_Given exercise_
Copy out every line of the records where the string "icon" occurs.

_Source material_
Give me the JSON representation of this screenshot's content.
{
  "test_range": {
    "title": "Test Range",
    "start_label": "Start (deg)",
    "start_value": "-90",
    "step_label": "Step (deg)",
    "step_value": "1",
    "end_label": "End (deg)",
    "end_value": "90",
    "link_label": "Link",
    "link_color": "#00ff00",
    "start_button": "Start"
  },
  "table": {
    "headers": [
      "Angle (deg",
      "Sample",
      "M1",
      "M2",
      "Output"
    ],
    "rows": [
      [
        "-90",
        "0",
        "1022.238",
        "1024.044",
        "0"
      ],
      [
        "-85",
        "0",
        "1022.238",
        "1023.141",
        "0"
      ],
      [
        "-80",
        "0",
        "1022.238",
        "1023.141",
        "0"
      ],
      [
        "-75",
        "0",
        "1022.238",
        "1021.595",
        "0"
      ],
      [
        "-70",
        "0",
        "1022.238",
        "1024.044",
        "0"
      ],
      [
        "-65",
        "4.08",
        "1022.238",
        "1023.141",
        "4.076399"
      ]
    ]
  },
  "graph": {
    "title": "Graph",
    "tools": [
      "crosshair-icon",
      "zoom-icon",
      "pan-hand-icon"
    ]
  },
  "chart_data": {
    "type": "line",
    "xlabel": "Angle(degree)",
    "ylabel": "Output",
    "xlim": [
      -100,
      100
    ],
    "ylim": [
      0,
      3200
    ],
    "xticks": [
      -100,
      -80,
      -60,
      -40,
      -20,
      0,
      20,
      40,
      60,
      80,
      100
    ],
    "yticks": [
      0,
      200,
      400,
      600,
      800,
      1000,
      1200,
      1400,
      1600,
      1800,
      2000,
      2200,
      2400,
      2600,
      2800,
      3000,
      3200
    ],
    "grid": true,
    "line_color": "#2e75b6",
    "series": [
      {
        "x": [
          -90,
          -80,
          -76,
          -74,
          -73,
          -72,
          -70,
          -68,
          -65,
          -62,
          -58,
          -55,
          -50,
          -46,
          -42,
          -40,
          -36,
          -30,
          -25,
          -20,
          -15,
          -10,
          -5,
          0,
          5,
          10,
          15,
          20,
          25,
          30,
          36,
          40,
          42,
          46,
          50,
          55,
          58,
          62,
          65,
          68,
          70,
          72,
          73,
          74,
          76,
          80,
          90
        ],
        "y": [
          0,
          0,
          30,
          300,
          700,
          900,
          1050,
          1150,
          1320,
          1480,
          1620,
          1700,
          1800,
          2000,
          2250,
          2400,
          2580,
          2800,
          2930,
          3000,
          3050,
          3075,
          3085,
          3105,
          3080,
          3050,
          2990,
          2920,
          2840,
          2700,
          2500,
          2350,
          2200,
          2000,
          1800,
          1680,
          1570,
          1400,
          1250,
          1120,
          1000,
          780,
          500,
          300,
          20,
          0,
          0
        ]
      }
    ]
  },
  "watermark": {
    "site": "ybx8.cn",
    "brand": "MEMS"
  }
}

_Task solution_
      "crosshair-icon",
      "zoom-icon",
      "pan-hand-icon"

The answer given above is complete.